# Written task
Copy out each line of the data holding "apple".
------------------------------
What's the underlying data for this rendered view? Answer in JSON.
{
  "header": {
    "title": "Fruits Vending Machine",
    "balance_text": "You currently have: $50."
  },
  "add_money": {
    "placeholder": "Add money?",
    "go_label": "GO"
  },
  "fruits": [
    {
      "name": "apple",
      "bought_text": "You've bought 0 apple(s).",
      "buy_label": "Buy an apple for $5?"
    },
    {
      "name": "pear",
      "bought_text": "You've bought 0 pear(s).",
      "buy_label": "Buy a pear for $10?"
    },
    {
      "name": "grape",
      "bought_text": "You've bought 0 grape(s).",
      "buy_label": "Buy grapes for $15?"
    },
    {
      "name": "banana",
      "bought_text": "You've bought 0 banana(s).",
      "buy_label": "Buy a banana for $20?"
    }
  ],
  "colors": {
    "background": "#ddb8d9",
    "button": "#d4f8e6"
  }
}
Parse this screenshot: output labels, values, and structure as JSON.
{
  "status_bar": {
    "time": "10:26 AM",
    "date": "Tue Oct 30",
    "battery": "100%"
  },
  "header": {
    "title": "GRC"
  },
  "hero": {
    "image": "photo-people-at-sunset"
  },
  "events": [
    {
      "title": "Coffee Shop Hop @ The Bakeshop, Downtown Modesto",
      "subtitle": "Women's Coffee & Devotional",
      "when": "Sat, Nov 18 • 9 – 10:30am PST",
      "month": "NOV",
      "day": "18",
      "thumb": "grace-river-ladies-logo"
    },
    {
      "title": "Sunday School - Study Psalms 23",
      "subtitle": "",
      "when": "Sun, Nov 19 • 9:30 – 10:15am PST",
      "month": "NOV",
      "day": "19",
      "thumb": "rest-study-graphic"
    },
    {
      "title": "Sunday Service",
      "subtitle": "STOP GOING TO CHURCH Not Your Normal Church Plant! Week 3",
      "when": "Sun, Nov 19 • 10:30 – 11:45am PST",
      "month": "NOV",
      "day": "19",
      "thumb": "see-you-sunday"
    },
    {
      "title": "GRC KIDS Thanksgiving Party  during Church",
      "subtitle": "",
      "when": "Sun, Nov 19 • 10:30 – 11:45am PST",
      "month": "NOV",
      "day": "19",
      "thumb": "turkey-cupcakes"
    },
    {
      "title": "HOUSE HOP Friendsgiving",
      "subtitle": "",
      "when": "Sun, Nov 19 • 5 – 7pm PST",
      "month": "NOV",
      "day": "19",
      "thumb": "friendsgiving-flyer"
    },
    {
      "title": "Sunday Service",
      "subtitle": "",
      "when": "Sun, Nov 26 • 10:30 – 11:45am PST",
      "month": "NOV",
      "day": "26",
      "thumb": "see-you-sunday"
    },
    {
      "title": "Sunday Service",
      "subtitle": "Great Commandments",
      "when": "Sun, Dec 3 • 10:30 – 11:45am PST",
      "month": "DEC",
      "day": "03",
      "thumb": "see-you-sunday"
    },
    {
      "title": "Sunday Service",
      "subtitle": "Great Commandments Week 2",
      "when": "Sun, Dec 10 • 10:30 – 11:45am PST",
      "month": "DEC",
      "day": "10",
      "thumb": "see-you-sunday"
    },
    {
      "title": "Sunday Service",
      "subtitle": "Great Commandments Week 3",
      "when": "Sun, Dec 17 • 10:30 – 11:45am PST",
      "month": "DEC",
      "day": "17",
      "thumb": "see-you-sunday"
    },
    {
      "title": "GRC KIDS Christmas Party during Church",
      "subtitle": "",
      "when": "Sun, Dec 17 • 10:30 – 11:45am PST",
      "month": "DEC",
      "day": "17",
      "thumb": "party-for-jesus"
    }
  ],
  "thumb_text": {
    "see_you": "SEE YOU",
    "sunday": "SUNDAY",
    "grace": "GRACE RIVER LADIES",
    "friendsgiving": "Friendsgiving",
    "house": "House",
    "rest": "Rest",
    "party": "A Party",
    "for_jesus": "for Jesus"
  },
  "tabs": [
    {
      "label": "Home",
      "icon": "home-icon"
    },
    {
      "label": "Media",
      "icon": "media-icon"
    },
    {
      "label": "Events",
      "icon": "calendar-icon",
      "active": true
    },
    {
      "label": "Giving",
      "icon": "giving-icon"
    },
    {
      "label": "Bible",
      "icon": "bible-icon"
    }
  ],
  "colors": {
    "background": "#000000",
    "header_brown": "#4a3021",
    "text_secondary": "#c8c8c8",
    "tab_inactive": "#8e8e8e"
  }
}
------------------------------
# Task solution
      "name": "apple",
      "bought_text": "You've bought 0 apple(s).",
      "buy_label": "Buy an apple for $5?"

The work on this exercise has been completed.